- _AIM OF THE TASK_
Collect each line holding the string "here".

=======

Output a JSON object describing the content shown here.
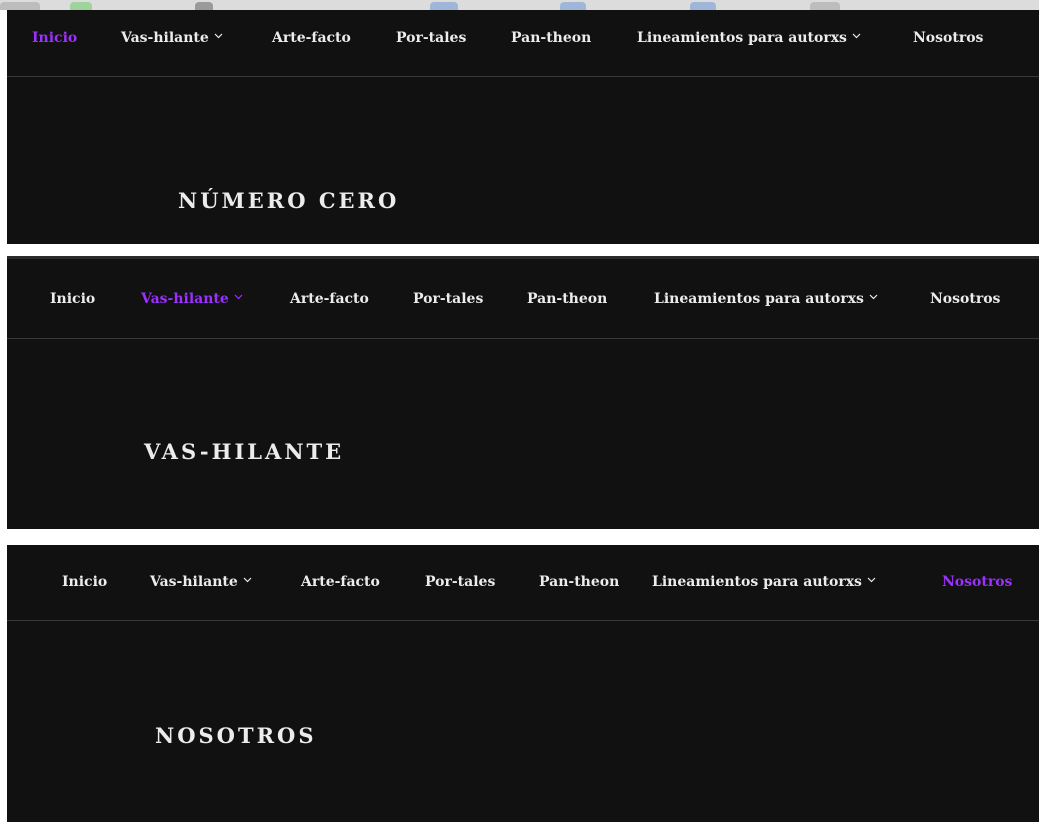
{
  "colors": {
    "background": "#111111",
    "text": "#ececec",
    "active": "#9b30ff",
    "separator": "#3a3a3a"
  },
  "panels": [
    {
      "nav": {
        "inicio": "Inicio",
        "vas_hilante": "Vas-hilante",
        "arte_facto": "Arte-facto",
        "por_tales": "Por-tales",
        "pan_theon": "Pan-theon",
        "lineamientos": "Lineamientos para autorxs",
        "nosotros": "Nosotros",
        "active": "Inicio"
      },
      "title": "NÚMERO CERO"
    },
    {
      "nav": {
        "inicio": "Inicio",
        "vas_hilante": "Vas-hilante",
        "arte_facto": "Arte-facto",
        "por_tales": "Por-tales",
        "pan_theon": "Pan-theon",
        "lineamientos": "Lineamientos para autorxs",
        "nosotros": "Nosotros",
        "active": "Vas-hilante"
      },
      "title": "VAS-HILANTE"
    },
    {
      "nav": {
        "inicio": "Inicio",
        "vas_hilante": "Vas-hilante",
        "arte_facto": "Arte-facto",
        "por_tales": "Por-tales",
        "pan_theon": "Pan-theon",
        "lineamientos": "Lineamientos para autorxs",
        "nosotros": "Nosotros",
        "active": "Nosotros"
      },
      "title": "NOSOTROS"
    }
  ]
}
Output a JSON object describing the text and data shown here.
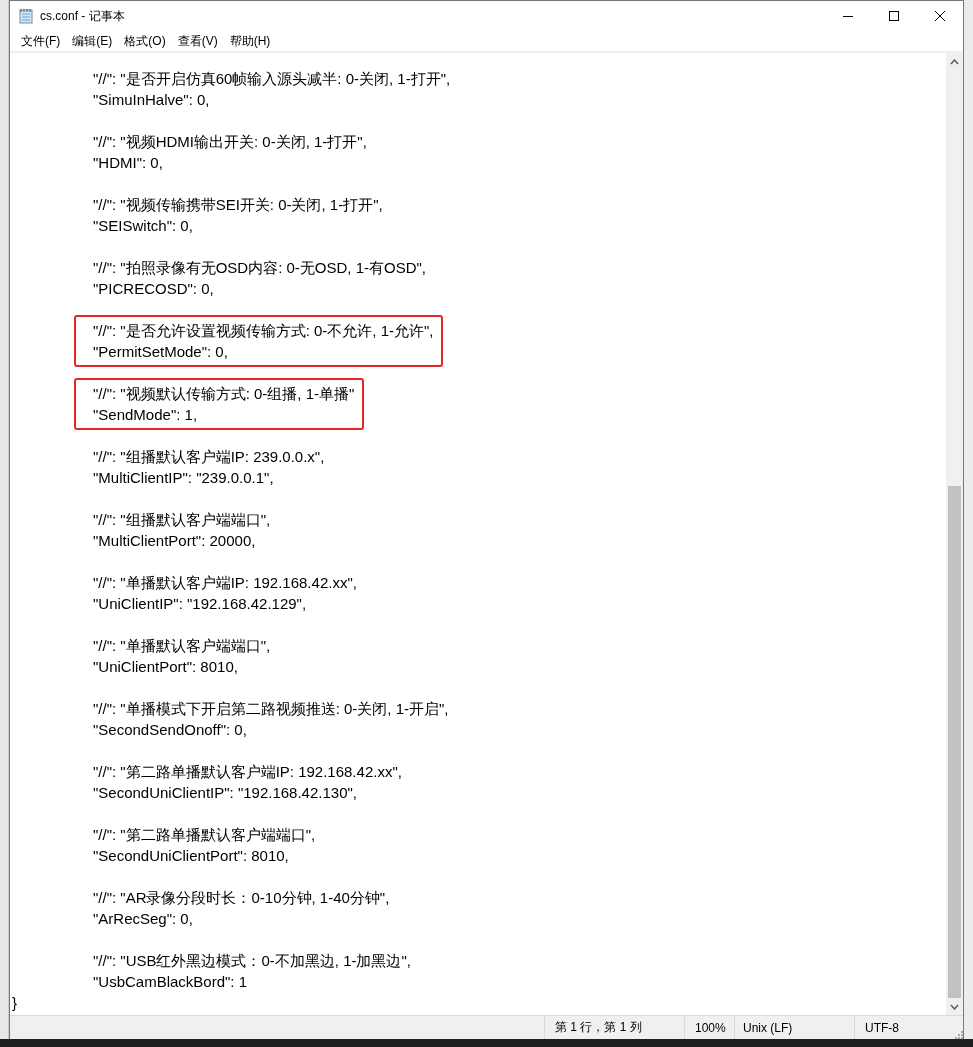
{
  "window": {
    "title": "cs.conf - 记事本"
  },
  "menu": [
    "文件(F)",
    "编辑(E)",
    "格式(O)",
    "查看(V)",
    "帮助(H)"
  ],
  "entries": [
    {
      "comment": "\"//\": \"是否开启仿真60帧输入源头减半: 0-关闭, 1-打开\",",
      "setting": "\"SimuInHalve\": 0,",
      "highlighted": false
    },
    {
      "comment": "\"//\": \"视频HDMI输出开关: 0-关闭, 1-打开\",",
      "setting": "\"HDMI\": 0,",
      "highlighted": false
    },
    {
      "comment": "\"//\": \"视频传输携带SEI开关: 0-关闭, 1-打开\",",
      "setting": "\"SEISwitch\": 0,",
      "highlighted": false
    },
    {
      "comment": "\"//\": \"拍照录像有无OSD内容: 0-无OSD, 1-有OSD\",",
      "setting": "\"PICRECOSD\": 0,",
      "highlighted": false
    },
    {
      "comment": "\"//\": \"是否允许设置视频传输方式: 0-不允许, 1-允许\",",
      "setting": "\"PermitSetMode\": 0,",
      "highlighted": true
    },
    {
      "comment": "\"//\": \"视频默认传输方式: 0-组播, 1-单播\"",
      "setting": "\"SendMode\": 1,",
      "highlighted": true
    },
    {
      "comment": "\"//\": \"组播默认客户端IP: 239.0.0.x\",",
      "setting": "\"MultiClientIP\": \"239.0.0.1\",",
      "highlighted": false
    },
    {
      "comment": "\"//\": \"组播默认客户端端口\",",
      "setting": "\"MultiClientPort\": 20000,",
      "highlighted": false
    },
    {
      "comment": "\"//\": \"单播默认客户端IP: 192.168.42.xx\",",
      "setting": "\"UniClientIP\": \"192.168.42.129\",",
      "highlighted": false
    },
    {
      "comment": "\"//\": \"单播默认客户端端口\",",
      "setting": "\"UniClientPort\": 8010,",
      "highlighted": false
    },
    {
      "comment": "\"//\": \"单播模式下开启第二路视频推送: 0-关闭, 1-开启\",",
      "setting": "\"SecondSendOnoff\": 0,",
      "highlighted": false
    },
    {
      "comment": "\"//\": \"第二路单播默认客户端IP: 192.168.42.xx\",",
      "setting": "\"SecondUniClientIP\": \"192.168.42.130\",",
      "highlighted": false
    },
    {
      "comment": "\"//\": \"第二路单播默认客户端端口\",",
      "setting": "\"SecondUniClientPort\": 8010,",
      "highlighted": false
    },
    {
      "comment": "\"//\": \"AR录像分段时长：0-10分钟, 1-40分钟\",",
      "setting": "\"ArRecSeg\": 0,",
      "highlighted": false
    },
    {
      "comment": "\"//\": \"USB红外黑边模式：0-不加黑边, 1-加黑边\",",
      "setting": "\"UsbCamBlackBord\": 1",
      "highlighted": false
    }
  ],
  "closing_line": "}",
  "status_bar": {
    "position": "第 1 行，第 1 列",
    "zoom": "100%",
    "line_ending": "Unix (LF)",
    "encoding": "UTF-8"
  }
}
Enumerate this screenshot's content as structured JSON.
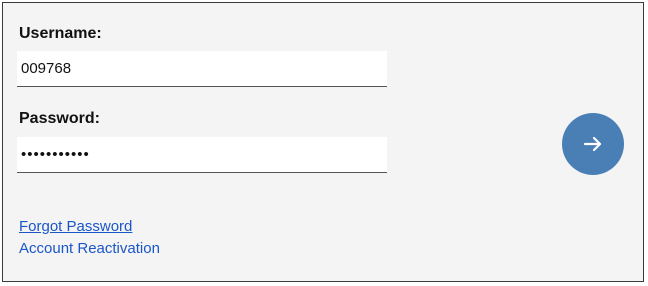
{
  "login": {
    "username_label": "Username:",
    "username_value": "009768",
    "password_label": "Password:",
    "password_value": "•••••••••••",
    "submit_icon": "arrow-right-icon",
    "accent_color": "#4a7fb5"
  },
  "links": {
    "forgot_password": "Forgot Password",
    "account_reactivation": "Account Reactivation",
    "link_color": "#1a56c8"
  }
}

=======

- _TASK ANSWER_
Output a JSON object describing the content shown here.
Output a JSON object describing the text and data shown here.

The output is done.